Required work
State only how many lines below include the string "diameter".

★ ★ ★

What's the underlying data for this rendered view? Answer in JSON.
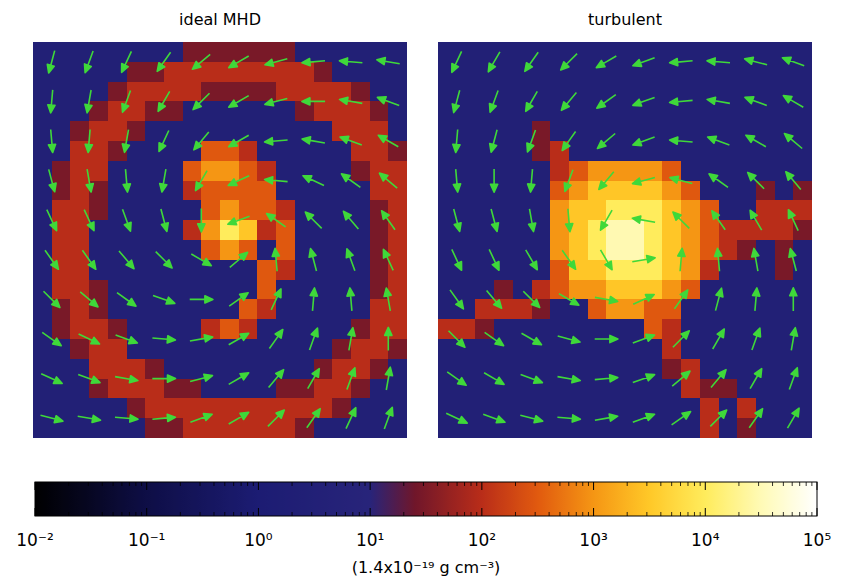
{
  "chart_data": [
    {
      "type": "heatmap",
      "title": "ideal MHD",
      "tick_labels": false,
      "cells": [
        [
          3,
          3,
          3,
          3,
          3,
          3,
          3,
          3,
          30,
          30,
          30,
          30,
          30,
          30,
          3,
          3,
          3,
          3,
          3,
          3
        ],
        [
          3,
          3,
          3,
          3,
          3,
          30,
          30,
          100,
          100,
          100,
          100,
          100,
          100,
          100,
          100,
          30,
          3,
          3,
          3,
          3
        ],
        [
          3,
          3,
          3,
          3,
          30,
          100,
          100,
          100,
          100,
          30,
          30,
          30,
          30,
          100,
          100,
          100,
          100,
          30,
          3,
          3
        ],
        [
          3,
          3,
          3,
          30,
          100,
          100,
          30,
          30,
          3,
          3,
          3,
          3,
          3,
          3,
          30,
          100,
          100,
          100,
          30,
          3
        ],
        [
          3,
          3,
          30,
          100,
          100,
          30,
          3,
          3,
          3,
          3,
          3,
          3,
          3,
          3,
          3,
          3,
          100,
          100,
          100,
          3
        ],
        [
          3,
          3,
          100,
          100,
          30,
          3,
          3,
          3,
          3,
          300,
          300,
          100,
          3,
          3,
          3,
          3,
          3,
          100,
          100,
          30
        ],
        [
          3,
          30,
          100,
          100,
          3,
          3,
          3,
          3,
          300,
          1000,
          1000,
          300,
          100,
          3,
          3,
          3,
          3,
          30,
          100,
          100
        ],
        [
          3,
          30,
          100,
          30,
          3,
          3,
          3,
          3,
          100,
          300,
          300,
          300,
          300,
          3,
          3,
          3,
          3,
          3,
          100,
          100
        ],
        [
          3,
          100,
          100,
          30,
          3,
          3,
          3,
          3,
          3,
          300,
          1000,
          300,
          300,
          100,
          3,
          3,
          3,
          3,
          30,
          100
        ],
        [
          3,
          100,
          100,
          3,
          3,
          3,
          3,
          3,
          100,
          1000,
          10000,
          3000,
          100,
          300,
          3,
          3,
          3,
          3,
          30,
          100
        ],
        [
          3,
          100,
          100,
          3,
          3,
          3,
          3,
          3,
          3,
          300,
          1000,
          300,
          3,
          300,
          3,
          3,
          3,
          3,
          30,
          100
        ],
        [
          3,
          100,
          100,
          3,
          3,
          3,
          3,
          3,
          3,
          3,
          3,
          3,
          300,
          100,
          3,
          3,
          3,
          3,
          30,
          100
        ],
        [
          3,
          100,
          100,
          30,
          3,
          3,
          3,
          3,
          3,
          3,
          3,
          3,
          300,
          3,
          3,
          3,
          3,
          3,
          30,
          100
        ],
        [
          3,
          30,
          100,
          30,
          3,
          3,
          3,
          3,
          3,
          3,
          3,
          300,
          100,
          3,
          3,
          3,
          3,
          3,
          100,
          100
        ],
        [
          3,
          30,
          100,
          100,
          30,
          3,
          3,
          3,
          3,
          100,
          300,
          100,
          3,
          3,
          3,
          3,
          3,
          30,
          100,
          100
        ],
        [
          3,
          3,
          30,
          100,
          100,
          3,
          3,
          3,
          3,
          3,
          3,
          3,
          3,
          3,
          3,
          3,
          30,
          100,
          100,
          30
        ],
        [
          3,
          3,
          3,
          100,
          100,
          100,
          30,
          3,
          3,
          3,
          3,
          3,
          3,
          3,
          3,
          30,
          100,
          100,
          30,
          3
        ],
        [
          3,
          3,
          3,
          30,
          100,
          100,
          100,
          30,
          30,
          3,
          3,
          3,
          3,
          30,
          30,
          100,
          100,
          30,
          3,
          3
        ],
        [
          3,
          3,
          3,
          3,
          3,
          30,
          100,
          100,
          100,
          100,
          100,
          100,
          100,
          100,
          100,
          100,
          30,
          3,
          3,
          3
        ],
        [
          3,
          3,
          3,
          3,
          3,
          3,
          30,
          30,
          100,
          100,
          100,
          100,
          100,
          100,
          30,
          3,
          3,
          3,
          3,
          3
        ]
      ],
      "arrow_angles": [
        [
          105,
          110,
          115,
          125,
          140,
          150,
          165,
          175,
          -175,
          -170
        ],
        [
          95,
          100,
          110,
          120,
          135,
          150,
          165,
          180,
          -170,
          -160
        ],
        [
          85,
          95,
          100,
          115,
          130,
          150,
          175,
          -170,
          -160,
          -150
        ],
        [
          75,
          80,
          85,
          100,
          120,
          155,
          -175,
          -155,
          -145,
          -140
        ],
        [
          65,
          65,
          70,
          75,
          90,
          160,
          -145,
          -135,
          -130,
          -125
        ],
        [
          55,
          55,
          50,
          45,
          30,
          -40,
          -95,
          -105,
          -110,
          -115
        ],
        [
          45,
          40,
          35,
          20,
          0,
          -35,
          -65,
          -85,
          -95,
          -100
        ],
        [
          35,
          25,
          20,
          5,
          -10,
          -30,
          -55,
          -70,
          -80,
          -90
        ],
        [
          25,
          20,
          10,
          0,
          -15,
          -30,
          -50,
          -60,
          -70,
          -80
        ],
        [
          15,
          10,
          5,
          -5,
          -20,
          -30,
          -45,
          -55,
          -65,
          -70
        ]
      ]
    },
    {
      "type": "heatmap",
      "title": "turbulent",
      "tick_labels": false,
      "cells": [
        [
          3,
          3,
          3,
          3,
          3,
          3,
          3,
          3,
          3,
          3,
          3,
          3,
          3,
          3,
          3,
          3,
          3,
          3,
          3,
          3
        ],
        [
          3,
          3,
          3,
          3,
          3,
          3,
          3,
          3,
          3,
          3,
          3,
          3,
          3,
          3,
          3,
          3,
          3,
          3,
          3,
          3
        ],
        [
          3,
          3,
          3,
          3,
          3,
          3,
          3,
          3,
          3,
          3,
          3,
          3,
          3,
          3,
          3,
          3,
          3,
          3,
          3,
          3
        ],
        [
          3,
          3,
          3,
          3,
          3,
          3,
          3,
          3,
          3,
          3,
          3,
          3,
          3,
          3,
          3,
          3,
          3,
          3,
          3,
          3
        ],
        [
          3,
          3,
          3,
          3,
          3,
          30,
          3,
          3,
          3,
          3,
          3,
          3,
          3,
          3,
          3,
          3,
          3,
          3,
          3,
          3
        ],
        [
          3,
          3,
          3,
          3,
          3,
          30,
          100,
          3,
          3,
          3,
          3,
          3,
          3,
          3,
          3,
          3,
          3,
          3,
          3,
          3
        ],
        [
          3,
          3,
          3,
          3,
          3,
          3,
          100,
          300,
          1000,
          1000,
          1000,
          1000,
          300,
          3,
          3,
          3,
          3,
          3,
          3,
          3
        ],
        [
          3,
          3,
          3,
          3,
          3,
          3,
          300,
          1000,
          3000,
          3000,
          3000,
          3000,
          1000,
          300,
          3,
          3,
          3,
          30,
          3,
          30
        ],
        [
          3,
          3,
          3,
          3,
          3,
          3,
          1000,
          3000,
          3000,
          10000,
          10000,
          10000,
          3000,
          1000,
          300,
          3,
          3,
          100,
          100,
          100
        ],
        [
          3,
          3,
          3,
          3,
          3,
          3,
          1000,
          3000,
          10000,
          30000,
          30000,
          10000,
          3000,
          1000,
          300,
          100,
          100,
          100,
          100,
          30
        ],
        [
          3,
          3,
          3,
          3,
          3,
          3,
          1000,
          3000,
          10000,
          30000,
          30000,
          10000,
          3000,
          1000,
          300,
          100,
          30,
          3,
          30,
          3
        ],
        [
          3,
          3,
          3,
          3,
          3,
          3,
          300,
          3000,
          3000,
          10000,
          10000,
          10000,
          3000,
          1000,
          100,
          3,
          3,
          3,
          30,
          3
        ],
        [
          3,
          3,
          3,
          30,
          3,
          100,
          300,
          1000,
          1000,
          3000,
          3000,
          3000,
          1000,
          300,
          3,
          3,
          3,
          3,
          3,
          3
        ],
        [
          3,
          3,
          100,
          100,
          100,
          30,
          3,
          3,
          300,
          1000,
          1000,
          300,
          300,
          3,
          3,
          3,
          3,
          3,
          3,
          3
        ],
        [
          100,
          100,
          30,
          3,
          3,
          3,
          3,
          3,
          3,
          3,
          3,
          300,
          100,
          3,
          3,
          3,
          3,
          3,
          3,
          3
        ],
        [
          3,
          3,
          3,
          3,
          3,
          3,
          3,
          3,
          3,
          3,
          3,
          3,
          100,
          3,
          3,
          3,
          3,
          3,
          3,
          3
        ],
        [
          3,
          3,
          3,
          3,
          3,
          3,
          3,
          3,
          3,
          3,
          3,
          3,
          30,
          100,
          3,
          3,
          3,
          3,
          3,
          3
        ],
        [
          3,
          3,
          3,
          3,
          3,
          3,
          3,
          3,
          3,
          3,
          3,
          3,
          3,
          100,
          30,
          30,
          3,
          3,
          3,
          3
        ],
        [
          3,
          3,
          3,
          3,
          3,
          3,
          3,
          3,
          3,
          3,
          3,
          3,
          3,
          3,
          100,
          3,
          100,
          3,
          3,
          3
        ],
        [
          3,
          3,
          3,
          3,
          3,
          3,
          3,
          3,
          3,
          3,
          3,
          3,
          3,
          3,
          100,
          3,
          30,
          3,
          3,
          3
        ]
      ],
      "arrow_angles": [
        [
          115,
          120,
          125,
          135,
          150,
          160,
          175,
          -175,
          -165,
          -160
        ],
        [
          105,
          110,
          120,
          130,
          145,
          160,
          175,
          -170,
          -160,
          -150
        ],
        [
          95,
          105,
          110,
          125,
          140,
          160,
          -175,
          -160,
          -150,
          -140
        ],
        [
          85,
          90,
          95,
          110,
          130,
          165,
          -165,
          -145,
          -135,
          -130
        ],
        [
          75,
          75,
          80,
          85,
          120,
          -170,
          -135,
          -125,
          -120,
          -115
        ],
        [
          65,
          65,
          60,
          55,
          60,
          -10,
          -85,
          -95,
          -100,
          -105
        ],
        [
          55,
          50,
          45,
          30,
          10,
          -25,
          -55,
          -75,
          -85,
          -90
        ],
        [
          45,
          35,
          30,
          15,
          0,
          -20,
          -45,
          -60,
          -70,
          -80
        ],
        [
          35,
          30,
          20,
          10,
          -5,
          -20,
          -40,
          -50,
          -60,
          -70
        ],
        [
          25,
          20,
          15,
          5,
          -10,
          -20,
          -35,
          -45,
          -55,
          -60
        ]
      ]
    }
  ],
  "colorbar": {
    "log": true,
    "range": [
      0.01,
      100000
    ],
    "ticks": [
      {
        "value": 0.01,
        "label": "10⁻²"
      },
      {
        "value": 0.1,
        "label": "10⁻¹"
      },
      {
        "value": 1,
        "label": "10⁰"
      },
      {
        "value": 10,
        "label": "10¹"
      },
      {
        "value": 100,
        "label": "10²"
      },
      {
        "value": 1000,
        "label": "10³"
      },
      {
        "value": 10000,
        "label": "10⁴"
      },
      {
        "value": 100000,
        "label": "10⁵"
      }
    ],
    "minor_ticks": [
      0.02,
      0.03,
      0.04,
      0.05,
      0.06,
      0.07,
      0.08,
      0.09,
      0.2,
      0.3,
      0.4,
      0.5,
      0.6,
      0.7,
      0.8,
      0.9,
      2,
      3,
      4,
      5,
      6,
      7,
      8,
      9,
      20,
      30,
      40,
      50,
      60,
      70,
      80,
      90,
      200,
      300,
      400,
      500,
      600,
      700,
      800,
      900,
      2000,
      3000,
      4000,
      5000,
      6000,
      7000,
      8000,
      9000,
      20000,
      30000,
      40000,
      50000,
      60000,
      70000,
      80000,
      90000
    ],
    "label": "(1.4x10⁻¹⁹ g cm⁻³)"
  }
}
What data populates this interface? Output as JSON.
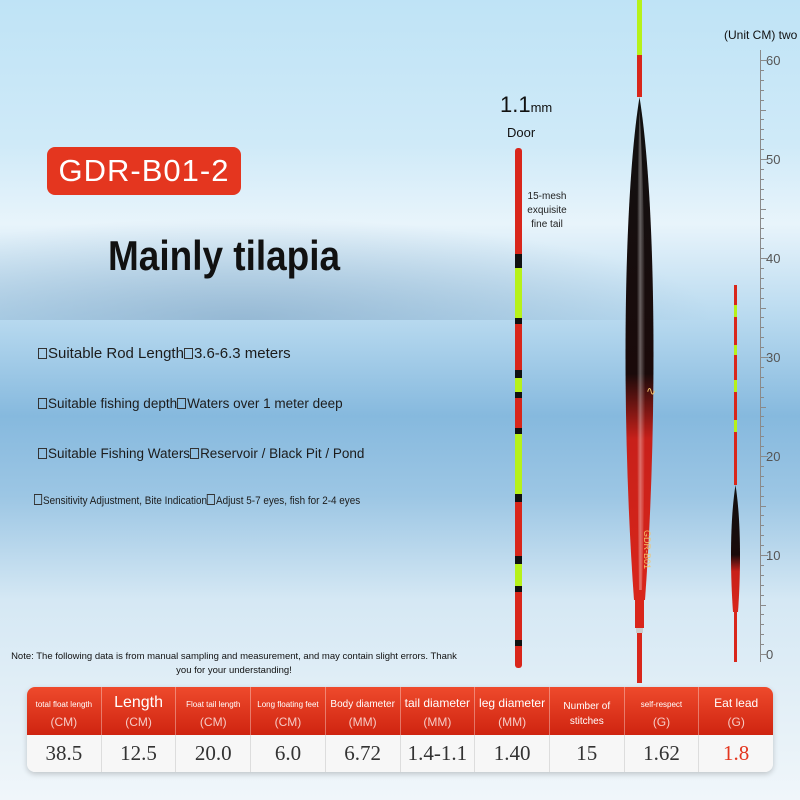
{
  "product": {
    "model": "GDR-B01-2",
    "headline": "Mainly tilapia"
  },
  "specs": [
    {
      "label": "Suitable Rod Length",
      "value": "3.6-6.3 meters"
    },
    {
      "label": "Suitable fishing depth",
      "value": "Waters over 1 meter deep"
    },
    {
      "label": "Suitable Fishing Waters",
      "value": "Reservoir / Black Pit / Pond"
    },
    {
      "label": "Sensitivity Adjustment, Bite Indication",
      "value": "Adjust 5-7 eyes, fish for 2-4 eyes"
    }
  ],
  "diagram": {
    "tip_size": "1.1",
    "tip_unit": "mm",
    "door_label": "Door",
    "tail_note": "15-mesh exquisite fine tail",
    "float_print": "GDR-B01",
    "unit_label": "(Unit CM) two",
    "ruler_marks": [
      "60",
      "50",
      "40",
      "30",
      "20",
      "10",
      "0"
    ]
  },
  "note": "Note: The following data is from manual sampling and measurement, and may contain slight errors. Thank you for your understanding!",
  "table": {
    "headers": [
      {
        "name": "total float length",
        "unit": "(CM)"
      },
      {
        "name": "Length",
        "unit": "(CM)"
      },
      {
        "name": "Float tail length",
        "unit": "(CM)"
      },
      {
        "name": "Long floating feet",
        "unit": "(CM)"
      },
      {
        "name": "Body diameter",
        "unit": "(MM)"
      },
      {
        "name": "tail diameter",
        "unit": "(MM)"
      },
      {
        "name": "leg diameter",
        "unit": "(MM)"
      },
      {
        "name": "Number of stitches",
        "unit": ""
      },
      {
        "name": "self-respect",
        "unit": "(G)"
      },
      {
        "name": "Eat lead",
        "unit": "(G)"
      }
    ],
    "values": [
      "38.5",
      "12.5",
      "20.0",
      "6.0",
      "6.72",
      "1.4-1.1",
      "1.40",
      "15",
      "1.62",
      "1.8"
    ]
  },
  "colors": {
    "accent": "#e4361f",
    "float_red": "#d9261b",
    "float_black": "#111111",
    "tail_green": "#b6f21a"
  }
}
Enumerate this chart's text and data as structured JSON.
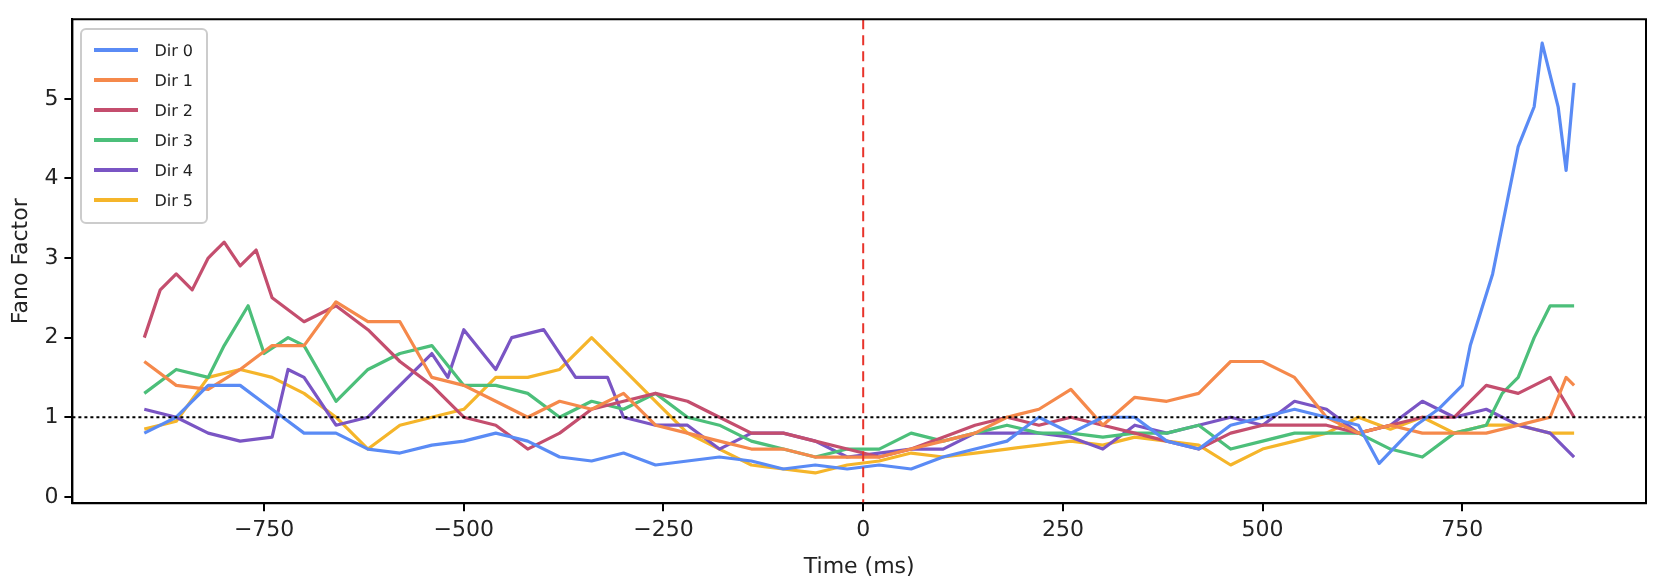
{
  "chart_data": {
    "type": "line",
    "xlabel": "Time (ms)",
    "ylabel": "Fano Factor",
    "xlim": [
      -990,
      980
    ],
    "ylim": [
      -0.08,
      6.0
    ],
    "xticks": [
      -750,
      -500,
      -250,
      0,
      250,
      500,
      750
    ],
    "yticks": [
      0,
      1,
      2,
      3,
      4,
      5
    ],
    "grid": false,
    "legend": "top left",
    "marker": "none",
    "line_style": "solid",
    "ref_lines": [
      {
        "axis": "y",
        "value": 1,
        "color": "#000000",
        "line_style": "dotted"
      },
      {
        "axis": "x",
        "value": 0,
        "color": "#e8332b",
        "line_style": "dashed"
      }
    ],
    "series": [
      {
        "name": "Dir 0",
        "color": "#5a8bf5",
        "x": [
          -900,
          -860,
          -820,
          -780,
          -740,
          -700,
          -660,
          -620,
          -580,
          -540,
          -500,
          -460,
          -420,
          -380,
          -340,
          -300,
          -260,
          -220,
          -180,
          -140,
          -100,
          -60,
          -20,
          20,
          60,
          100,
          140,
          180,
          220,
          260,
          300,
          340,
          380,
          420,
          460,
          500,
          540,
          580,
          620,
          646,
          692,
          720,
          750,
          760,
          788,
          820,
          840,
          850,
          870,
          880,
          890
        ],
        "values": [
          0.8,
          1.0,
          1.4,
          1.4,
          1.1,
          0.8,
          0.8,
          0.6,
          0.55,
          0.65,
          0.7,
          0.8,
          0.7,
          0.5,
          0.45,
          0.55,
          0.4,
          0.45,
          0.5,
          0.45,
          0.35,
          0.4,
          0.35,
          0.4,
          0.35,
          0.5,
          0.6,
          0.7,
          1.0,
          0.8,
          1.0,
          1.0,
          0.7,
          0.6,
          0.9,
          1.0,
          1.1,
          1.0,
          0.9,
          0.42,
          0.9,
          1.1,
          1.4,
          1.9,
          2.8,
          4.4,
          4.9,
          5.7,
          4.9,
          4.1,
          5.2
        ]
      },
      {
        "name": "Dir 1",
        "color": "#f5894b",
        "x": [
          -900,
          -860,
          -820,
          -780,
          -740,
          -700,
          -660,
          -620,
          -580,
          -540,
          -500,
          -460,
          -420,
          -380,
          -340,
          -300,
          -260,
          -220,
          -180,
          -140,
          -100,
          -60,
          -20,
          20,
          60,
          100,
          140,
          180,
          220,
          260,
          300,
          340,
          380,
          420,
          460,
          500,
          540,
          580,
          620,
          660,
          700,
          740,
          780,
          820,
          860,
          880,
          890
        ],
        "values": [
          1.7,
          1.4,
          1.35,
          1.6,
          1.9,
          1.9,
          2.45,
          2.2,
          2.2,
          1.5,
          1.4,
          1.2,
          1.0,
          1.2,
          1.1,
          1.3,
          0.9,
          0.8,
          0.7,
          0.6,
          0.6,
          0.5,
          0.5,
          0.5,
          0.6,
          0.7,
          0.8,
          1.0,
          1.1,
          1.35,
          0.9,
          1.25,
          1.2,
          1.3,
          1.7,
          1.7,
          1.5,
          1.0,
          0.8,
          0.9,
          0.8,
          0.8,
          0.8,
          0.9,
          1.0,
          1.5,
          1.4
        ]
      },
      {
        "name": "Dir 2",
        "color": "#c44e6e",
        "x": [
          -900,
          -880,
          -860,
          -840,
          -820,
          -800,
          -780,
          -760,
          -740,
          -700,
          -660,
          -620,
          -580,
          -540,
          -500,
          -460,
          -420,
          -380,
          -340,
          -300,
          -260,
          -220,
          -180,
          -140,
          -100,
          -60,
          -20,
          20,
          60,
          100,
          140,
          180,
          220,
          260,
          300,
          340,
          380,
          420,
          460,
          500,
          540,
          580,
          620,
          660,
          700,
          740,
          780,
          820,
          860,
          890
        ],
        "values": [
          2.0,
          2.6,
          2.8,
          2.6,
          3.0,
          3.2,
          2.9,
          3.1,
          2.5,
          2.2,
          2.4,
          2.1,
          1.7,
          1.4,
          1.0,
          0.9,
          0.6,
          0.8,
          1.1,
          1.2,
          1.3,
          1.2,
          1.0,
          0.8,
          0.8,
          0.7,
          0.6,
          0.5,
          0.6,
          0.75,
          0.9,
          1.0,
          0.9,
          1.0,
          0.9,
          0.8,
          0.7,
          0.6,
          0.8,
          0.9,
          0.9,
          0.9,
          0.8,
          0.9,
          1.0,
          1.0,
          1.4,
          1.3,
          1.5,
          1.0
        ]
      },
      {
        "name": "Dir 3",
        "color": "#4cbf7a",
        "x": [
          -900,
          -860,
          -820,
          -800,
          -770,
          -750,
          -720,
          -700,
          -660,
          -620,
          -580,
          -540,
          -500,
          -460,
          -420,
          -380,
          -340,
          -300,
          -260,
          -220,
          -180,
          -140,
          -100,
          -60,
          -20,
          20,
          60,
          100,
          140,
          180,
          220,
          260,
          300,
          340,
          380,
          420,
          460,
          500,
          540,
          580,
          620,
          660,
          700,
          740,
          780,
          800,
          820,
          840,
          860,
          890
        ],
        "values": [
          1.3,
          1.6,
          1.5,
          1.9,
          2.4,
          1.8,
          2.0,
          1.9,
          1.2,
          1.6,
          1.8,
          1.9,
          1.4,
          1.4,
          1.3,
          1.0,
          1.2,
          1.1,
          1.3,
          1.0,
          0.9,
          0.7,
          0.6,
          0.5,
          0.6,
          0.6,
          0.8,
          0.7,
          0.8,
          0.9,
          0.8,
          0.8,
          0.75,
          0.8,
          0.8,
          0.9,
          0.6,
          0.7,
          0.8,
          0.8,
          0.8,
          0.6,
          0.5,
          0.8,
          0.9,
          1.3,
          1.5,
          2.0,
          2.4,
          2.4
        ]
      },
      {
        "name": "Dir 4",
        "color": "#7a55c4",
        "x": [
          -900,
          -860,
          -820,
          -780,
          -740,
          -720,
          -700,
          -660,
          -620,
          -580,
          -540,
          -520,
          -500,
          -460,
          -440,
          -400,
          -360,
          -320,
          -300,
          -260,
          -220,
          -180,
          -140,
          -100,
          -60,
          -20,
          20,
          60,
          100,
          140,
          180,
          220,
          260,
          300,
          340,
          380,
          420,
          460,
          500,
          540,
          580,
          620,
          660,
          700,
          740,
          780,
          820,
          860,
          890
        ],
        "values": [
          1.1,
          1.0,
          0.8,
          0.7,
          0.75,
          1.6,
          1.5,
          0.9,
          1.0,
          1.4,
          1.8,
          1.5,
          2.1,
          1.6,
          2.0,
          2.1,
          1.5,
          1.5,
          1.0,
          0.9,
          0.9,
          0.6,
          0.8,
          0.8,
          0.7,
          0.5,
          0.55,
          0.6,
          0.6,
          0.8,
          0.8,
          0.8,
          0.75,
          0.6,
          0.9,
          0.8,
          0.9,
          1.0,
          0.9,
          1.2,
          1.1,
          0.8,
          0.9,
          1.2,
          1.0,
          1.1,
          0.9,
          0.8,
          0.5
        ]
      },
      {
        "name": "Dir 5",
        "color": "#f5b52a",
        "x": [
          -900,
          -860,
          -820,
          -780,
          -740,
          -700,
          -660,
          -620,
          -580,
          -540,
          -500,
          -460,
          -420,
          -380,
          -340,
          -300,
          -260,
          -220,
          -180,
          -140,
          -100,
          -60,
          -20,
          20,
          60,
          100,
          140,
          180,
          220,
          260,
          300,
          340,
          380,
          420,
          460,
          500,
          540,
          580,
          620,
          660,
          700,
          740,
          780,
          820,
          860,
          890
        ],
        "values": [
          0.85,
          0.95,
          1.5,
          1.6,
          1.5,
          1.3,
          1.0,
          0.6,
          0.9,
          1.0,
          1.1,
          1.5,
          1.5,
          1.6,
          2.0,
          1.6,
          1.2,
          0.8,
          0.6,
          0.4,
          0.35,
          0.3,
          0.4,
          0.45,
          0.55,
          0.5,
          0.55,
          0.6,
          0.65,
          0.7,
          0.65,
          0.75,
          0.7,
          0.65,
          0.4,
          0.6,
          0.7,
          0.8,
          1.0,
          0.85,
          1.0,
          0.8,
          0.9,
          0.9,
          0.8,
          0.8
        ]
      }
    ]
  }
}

★ ★ ★

Task solution
3